*TEXT SECTION:*
Ah, right, custom "non-equalable" _inside_ Collections and Maps...

For the diff, I'd suggest you test and iterable over a Collection
instead of a List.

Then you'd need a separate test and traversal for Map instances.

(Still no common super-interface in Java 21 for Collections and Maps...)

Gary

On Wed, Mar 6, 2024 at 7:40 AM Mark Struberg <strub...@yahoo.de.invalid> wrote:
>
> Hi Gregory!
>
> I did try this out and figured that I didn't think it though. Maybe I need to 
> go a few steps back and explain the problem:
>
> I have the following constellation
>
> public class SomeInnerDTO {int field..} // NOT implements equals!
> public class TheOuterDTO{ List<SomeInnerDTO> innerList;..}
>
> My problem is that reflectionEquals (which I use in a unit test) tries to 
> introspect fields even in java.util.classes. And for getting the values of 
> those classes it tries to call a setAccessible(true);
> And obviously here it fails. There is a ticket already open [1] which 
> sugggests to use trySetAccessible. But I fear that will still do nothing and 
> you won't get access to those inner knowledge inside java.util.LinkedList etc.
>
> And using equals() on the List sadly won't help either, as the SomeInnerDTO 
> would also get compared with equals(), but that will obviously use identity 
> comparison only :(
>
>
> What I did for now (running all tests with a few projects right now, but 
> looks promising):
>
> diff --git 
> a/src/main/java/org/apache/commons/lang3/builder/EqualsBuilder.java 
> b/src/main/java/org/apache/commons/lang3/builder/EqualsBuilder.java
> index ff5276b04..cf878da40 100644
> --- a/src/main/java/org/apache/commons/lang3/builder/EqualsBuilder.java
> +++ b/src/main/java/org/apache/commons/lang3/builder/EqualsBuilder.java
> @@ -978,6 +978,16 @@ public EqualsBuilder reflectionAppend(final Object lhs, 
> final Object rhs) {
>              if (bypassReflectionClasses != null
>                      && (bypassReflectionClasses.contains(lhsClass) || 
> bypassReflectionClasses.contains(rhsClass))) {
>                  isEquals = lhs.equals(rhs);
> +            } else if (testClass.isAssignableFrom(List.class)) {
> +                List lList = (List) lhs;
> +                List rList = (List) rhs;
> +                if (lList.size() != rList.size()) {
> +                    isEquals = false;
> +                    return this;
> +                }
> +                for (int i = 0; i < lList.size(); i++) {
> +                    reflectionAppend(lList.get(i), rList.get(i));
> +                }
>              } else {
>
> I'm rather sure this is still not enough and there are plenty other cases to 
> consider. Like e.g. handling Maps etc.

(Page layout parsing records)
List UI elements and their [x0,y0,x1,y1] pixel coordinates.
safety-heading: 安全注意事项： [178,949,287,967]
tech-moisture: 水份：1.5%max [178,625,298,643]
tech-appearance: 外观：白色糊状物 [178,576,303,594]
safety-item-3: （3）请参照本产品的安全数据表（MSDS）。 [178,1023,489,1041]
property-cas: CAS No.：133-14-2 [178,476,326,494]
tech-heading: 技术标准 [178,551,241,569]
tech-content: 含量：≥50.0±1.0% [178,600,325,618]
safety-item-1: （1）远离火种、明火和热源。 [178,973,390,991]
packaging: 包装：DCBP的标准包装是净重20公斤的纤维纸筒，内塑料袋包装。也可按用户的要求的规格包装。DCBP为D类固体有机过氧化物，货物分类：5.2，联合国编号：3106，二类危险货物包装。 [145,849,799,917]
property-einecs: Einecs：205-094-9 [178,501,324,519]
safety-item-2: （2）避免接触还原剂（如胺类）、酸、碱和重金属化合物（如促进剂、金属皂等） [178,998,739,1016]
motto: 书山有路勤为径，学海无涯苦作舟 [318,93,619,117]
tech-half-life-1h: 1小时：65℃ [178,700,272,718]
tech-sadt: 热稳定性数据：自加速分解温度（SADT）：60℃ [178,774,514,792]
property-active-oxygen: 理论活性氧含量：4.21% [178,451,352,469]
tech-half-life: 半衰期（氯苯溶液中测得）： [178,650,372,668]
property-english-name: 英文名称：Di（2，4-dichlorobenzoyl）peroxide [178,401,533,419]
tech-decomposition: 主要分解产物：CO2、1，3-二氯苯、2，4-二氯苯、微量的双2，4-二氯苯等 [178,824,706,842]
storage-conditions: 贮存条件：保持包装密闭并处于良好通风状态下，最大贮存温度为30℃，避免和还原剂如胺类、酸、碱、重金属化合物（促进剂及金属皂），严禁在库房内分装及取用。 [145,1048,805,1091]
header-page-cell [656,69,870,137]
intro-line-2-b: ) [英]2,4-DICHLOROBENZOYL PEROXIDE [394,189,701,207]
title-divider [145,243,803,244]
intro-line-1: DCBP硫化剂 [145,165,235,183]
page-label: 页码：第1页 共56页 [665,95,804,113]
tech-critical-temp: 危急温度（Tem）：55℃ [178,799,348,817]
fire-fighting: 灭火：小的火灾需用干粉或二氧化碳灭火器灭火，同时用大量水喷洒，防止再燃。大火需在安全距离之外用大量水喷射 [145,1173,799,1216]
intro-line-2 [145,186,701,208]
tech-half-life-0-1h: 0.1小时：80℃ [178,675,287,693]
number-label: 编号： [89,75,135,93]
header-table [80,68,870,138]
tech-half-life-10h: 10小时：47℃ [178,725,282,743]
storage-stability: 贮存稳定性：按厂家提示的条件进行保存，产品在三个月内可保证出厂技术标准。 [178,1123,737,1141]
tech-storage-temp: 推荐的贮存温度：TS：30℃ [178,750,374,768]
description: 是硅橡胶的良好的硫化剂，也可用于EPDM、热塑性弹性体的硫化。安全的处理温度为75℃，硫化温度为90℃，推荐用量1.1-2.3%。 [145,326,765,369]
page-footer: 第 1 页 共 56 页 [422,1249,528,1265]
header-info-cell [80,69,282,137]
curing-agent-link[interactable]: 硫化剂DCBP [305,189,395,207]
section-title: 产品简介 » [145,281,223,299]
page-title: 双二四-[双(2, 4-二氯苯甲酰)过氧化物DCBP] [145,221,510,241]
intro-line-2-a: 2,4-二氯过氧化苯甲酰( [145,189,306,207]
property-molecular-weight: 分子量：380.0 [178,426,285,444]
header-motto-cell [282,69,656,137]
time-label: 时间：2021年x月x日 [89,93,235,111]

*REQUIREMENT A:* In the email, reproduce the passage from "(Still no common" to "NOT implements equals!", changing "constellation" to "setup".
*REQUIREMENT B:* According to the email, which method does the already-open ticket propose as a replacement for setAccessible(true)?
None of the records are needed here.

*EXPECTED OUTPUT A:*
(Still no common super-interface in Java 21 for Collections and Maps...)

Gary

On Wed, Mar 6, 2024 at 7:40 AM Mark Struberg <strub...@yahoo.de.invalid> wrote:
>
> Hi Gregory!
>
> I did try this out and figured that I didn't think it though. Maybe I need to 
> go a few steps back and explain the problem:
>
> I have the following setup
>
> public class SomeInnerDTO {int field..} // NOT implements equals!

*EXPECTED OUTPUT B:* trySetAccessible